RECORDS FOR THIS TASK:

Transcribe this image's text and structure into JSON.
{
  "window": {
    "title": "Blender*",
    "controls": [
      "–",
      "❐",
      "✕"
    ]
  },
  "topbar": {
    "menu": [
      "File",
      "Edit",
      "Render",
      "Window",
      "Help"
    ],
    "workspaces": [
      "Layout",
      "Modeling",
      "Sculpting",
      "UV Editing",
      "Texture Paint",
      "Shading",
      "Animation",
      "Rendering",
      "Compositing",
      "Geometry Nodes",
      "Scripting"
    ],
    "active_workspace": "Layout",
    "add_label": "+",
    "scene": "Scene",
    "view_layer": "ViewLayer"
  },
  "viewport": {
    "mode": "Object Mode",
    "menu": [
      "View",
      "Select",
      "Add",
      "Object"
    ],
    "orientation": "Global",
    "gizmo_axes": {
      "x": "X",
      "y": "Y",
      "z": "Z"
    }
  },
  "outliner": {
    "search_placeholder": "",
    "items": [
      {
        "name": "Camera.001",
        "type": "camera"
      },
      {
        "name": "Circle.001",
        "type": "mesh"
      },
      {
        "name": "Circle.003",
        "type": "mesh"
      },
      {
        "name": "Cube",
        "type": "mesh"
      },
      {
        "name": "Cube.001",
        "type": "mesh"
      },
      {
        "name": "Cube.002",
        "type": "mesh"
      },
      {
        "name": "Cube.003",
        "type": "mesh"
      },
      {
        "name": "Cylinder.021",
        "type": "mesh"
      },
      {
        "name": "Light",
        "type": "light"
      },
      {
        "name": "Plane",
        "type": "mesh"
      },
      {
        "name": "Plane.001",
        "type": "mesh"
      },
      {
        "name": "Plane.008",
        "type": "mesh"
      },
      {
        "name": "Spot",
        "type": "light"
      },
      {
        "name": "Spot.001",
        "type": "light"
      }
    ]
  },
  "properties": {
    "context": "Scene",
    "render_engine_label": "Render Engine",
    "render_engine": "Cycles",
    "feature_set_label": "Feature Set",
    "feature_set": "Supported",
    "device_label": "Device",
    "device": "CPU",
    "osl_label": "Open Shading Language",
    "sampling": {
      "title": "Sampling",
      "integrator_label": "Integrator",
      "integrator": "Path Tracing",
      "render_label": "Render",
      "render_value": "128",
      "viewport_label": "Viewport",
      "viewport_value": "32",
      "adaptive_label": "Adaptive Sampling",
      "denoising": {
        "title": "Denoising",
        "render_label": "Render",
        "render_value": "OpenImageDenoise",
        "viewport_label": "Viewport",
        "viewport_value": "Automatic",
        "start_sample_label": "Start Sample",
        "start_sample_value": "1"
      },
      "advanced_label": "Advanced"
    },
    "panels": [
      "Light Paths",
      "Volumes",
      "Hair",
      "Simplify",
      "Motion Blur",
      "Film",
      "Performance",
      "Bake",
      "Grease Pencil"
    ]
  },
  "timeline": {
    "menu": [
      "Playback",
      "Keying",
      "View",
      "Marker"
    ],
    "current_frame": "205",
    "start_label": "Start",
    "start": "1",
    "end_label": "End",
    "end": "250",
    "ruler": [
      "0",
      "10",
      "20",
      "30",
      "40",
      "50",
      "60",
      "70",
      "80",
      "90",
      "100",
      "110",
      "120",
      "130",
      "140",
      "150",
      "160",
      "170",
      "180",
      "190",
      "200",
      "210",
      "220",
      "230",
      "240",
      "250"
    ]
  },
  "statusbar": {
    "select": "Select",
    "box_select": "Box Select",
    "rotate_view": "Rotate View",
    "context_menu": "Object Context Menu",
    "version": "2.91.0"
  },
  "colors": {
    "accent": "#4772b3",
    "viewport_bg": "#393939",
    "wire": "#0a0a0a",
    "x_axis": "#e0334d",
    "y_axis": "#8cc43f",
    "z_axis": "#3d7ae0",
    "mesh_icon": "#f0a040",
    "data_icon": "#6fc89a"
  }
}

WORK TO DO: Which lines contain "title"? Copy each of them out.

ANSWER:
    "title": "Blender*",
      "title": "Sampling",
        "title": "Denoising",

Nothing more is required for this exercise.